## START MATERIAL TO PROCESS

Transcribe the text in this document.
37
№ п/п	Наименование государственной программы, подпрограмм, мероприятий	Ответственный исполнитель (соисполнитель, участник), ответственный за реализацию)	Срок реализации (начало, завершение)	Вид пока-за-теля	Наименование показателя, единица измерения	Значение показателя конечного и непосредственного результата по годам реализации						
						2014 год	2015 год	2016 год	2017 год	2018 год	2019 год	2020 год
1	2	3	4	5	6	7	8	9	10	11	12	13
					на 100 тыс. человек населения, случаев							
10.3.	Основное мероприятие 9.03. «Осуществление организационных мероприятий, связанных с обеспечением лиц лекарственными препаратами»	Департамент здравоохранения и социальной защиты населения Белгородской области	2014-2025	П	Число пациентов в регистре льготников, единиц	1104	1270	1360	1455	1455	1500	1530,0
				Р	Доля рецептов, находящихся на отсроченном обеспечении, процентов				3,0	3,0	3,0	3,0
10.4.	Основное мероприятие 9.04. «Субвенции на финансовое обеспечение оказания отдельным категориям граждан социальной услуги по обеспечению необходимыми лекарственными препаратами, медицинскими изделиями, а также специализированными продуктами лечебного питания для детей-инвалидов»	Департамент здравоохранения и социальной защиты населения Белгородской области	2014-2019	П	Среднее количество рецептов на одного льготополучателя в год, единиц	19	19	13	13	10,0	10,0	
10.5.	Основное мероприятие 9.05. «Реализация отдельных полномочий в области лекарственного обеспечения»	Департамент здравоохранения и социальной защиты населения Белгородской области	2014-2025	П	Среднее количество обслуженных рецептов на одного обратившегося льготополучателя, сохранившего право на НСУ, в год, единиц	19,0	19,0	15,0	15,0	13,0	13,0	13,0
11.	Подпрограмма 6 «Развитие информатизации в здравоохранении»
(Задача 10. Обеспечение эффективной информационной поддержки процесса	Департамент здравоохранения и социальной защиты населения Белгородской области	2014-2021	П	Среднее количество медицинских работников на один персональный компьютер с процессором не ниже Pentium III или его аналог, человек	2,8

## END MATERIAL TO PROCESS

_WORK TO DO_
Copy every line above that holds the word "лекарственными".

_SOLUTION FOR THIS PROBLEM_
10.3.	Основное мероприятие 9.03. «Осуществление организационных мероприятий, связанных с обеспечением лиц лекарственными препаратами»	Департамент здравоохранения и социальной защиты населения Белгородской области	2014-2025	П	Число пациентов в регистре льготников, единиц	1104	1270	1360	1455	1455	1500	1530,0
10.4.	Основное мероприятие 9.04. «Субвенции на финансовое обеспечение оказания отдельным категориям граждан социальной услуги по обеспечению необходимыми лекарственными препаратами, медицинскими изделиями, а также специализированными продуктами лечебного питания для детей-инвалидов»	Департамент здравоохранения и социальной защиты населения Белгородской области	2014-2019	П	Среднее количество рецептов на одного льготополучателя в год, единиц	19	19	13	13	10,0	10,0	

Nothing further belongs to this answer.